Directive → Look over the lines below. Report each one that includes the string "đoạn".

-- Start --

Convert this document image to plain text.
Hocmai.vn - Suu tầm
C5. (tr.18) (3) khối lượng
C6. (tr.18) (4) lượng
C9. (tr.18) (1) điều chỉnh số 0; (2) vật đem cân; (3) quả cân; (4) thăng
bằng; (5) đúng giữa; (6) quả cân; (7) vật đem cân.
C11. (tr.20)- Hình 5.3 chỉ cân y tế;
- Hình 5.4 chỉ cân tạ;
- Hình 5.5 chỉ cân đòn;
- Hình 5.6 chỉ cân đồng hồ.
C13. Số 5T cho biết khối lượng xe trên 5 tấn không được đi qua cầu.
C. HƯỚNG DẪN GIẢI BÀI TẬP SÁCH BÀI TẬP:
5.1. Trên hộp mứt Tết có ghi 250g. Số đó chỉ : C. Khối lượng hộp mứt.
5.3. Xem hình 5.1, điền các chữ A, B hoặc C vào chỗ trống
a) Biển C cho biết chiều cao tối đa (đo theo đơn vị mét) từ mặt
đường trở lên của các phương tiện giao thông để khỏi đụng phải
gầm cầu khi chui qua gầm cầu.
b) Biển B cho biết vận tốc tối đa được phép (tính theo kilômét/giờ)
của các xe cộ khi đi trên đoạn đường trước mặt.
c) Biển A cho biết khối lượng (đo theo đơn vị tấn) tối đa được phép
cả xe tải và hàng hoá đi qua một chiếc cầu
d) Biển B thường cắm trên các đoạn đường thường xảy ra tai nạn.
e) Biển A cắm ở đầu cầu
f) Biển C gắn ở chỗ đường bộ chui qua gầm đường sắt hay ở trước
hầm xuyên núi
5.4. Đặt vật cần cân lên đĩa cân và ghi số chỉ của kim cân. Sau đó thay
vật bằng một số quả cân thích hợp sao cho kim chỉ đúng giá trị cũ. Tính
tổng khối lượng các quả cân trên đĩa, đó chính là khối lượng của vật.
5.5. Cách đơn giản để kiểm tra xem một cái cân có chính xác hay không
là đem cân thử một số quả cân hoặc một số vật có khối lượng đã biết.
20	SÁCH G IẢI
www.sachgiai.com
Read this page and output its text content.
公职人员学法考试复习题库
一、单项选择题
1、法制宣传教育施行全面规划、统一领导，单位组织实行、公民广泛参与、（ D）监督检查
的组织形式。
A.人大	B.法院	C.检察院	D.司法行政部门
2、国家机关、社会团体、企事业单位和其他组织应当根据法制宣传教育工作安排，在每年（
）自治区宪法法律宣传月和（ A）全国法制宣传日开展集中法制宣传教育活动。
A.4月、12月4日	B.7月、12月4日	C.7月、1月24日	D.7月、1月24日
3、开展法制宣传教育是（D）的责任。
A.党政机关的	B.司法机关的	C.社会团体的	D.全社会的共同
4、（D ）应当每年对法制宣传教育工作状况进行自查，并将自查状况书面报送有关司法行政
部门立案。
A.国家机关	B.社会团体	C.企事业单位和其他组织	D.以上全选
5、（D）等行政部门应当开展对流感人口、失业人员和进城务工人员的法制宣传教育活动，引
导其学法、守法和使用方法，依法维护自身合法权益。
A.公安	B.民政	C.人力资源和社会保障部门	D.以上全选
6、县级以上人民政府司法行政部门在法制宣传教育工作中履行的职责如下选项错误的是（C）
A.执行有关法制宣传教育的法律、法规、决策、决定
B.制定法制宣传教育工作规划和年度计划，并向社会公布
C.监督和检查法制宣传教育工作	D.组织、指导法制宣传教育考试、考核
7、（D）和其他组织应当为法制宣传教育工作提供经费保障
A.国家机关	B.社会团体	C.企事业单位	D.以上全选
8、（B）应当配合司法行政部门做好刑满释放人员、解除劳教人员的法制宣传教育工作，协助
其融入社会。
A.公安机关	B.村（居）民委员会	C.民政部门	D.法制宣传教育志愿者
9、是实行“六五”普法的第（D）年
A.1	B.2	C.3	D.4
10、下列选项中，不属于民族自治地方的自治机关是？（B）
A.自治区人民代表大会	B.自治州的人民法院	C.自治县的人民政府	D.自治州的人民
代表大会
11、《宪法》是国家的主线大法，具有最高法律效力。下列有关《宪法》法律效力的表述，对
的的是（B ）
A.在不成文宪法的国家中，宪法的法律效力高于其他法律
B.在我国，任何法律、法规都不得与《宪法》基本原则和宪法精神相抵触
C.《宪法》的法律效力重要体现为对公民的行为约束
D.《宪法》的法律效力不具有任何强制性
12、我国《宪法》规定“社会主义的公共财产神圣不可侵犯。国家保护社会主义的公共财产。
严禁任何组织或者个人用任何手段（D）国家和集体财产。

-- End --

Finished task →
của các xe cộ khi đi trên đoạn đường trước mặt.
d) Biển B thường cắm trên các đoạn đường thường xảy ra tai nạn.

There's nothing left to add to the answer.